| Dataset rows |

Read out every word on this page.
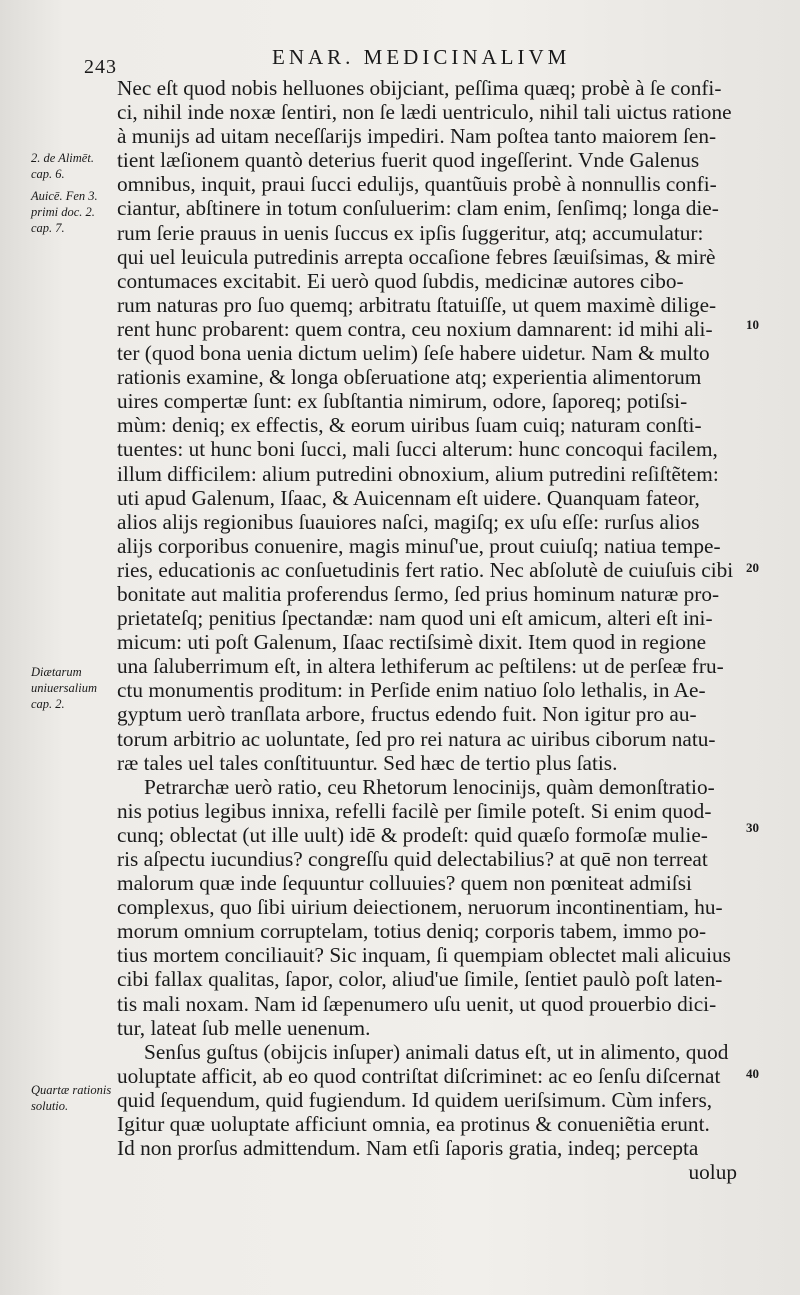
243	ENAR. MEDICINALIVM
2. de Alimēt. cap. 6.
Auicē. Fen 3. primi doc. 2. cap. 7.
Diætarum uniuersalium cap. 2.
Quartæ rationis solutio.
10
20
30
40
Nec eſt quod nobis helluones obijciant, peſſima quæq; probè à ſe confi-
ci, nihil inde noxæ ſentiri, non ſe lædi uentriculo, nihil tali uictus ratione
à munijs ad uitam neceſſarijs impediri. Nam poſtea tanto maiorem ſen-
tient læſionem quantò deterius fuerit quod ingeſſerint. Vnde Galenus
omnibus, inquit, praui ſucci edulijs, quantũuis probè à nonnullis confi-
ciantur, abſtinere in totum conſuluerim: clam enim, ſenſimq; longa die-
rum ſerie prauus in uenis ſuccus ex ipſis ſuggeritur, atq; accumulatur:
qui uel leuicula putredinis arrepta occaſione febres ſæuiſsimas, & mirè
contumaces excitabit. Ei uerò quod ſubdis, medicinæ autores cibo-
rum naturas pro ſuo quemq; arbitratu ſtatuiſſe, ut quem maximè dilige-
rent hunc probarent: quem contra, ceu noxium damnarent: id mihi ali-
ter (quod bona uenia dictum uelim) ſeſe habere uidetur. Nam & multo
rationis examine, & longa obſeruatione atq; experientia alimentorum
uires compertæ ſunt: ex ſubſtantia nimirum, odore, ſaporeq; potiſsi-
mùm: deniq; ex effectis, & eorum uiribus ſuam cuiq; naturam conſti-
tuentes: ut hunc boni ſucci, mali ſucci alterum: hunc concoqui facilem,
illum difficilem: alium putredini obnoxium, alium putredini reſiſtẽtem:
uti apud Galenum, Iſaac, & Auicennam eſt uidere. Quanquam fateor,
alios alijs regionibus ſuauiores naſci, magiſq; ex uſu eſſe: rurſus alios
alijs corporibus conuenire, magis minuſ'ue, prout cuiuſq; natiua tempe-
ries, educationis ac conſuetudinis fert ratio. Nec abſolutè de cuiuſuis cibi
bonitate aut malitia proferendus ſermo, ſed prius hominum naturæ pro-
prietateſq; penitius ſpectandæ: nam quod uni eſt amicum, alteri eſt ini-
micum: uti poſt Galenum, Iſaac rectiſsimè dixit. Item quod in regione
una ſaluberrimum eſt, in altera lethiferum ac peſtilens: ut de perſeæ fru-
ctu monumentis proditum: in Perſide enim natiuo ſolo lethalis, in Ae-
gyptum uerò tranſlata arbore, fructus edendo fuit. Non igitur pro au-
torum arbitrio ac uoluntate, ſed pro rei natura ac uiribus ciborum natu-
ræ tales uel tales conſtituuntur. Sed hæc de tertio plus ſatis.
Petrarchæ uerò ratio, ceu Rhetorum lenocinijs, quàm demonſtratio-
nis potius legibus innixa, refelli facilè per ſimile poteſt. Si enim quod-
cunq; oblectat (ut ille uult) idē & prodeſt: quid quæſo formoſæ mulie-
ris aſpectu iucundius? congreſſu quid delectabilius? at quē non terreat
malorum quæ inde ſequuntur colluuies? quem non pœniteat admiſsi
complexus, quo ſibi uirium deiectionem, neruorum incontinentiam, hu-
morum omnium corruptelam, totius deniq; corporis tabem, immo po-
tius mortem conciliauit? Sic inquam, ſi quempiam oblectet mali alicuius
cibi fallax qualitas, ſapor, color, aliud'ue ſimile, ſentiet paulò poſt laten-
tis mali noxam. Nam id ſæpenumero uſu uenit, ut quod prouerbio dici-
tur, lateat ſub melle uenenum.
Senſus guſtus (obijcis inſuper) animali datus eſt, ut in alimento, quod
uoluptate afficit, ab eo quod contriſtat diſcriminet: ac eo ſenſu diſcernat
quid ſequendum, quid fugiendum. Id quidem ueriſsimum. Cùm infers,
Igitur quæ uoluptate afficiunt omnia, ea protinus & conueniẽtia erunt.
Id non prorſus admittendum. Nam etſi ſaporis gratia, indeq; percepta
uolup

| Aim of the task |
Give the count of lines that hold the word "uiribus", with nothing added.

| Task response |
2